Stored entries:

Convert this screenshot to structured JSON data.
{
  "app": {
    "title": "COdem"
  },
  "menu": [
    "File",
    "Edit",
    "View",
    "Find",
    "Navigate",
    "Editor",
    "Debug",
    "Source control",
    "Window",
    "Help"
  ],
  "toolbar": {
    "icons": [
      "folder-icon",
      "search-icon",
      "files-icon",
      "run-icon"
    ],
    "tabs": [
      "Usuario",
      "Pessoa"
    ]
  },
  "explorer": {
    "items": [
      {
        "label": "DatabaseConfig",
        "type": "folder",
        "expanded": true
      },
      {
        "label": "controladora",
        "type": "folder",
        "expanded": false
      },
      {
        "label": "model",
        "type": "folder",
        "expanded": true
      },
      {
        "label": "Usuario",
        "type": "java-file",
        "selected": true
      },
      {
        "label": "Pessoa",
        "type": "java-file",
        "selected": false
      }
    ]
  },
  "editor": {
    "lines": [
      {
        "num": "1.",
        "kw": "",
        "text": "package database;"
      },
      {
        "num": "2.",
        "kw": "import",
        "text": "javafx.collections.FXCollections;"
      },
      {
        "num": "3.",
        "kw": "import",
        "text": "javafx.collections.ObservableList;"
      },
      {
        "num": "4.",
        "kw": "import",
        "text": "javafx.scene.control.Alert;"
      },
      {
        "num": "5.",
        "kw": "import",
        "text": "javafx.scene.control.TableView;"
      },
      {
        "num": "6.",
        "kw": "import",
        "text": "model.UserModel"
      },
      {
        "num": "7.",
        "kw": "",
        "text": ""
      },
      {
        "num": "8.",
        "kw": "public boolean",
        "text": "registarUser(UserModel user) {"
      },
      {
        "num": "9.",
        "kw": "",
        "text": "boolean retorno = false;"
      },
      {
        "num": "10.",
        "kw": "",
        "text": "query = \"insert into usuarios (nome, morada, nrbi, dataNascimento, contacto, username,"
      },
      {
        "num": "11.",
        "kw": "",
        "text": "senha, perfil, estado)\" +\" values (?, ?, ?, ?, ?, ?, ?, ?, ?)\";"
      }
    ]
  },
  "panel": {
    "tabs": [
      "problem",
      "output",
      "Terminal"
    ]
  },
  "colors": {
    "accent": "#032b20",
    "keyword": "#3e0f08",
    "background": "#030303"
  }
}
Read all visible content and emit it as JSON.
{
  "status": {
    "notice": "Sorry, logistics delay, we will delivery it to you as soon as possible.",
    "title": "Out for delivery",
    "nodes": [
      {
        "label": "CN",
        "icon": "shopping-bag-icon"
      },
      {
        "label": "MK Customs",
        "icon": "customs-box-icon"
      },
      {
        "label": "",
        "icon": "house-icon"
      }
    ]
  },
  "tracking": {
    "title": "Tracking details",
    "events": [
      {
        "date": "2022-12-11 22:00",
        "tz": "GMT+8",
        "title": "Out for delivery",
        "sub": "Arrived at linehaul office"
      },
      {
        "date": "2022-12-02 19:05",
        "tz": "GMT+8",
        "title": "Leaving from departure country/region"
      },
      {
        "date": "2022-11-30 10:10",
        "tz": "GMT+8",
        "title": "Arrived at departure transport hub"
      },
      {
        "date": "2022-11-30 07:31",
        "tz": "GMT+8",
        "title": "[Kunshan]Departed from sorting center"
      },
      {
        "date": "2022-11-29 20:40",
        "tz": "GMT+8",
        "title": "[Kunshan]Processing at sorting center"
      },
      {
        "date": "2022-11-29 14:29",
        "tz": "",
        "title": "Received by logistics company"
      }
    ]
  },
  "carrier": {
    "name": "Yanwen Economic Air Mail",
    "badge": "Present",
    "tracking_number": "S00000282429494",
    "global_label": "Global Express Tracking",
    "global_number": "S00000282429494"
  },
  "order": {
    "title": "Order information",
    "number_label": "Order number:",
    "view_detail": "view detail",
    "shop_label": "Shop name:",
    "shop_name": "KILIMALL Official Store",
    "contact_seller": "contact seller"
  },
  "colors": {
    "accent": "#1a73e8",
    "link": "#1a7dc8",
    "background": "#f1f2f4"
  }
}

● **STATED GOAL**
Reply with only the number of lines in the entries that contain the word "logistics".

● **EXERCISE RESULT**
2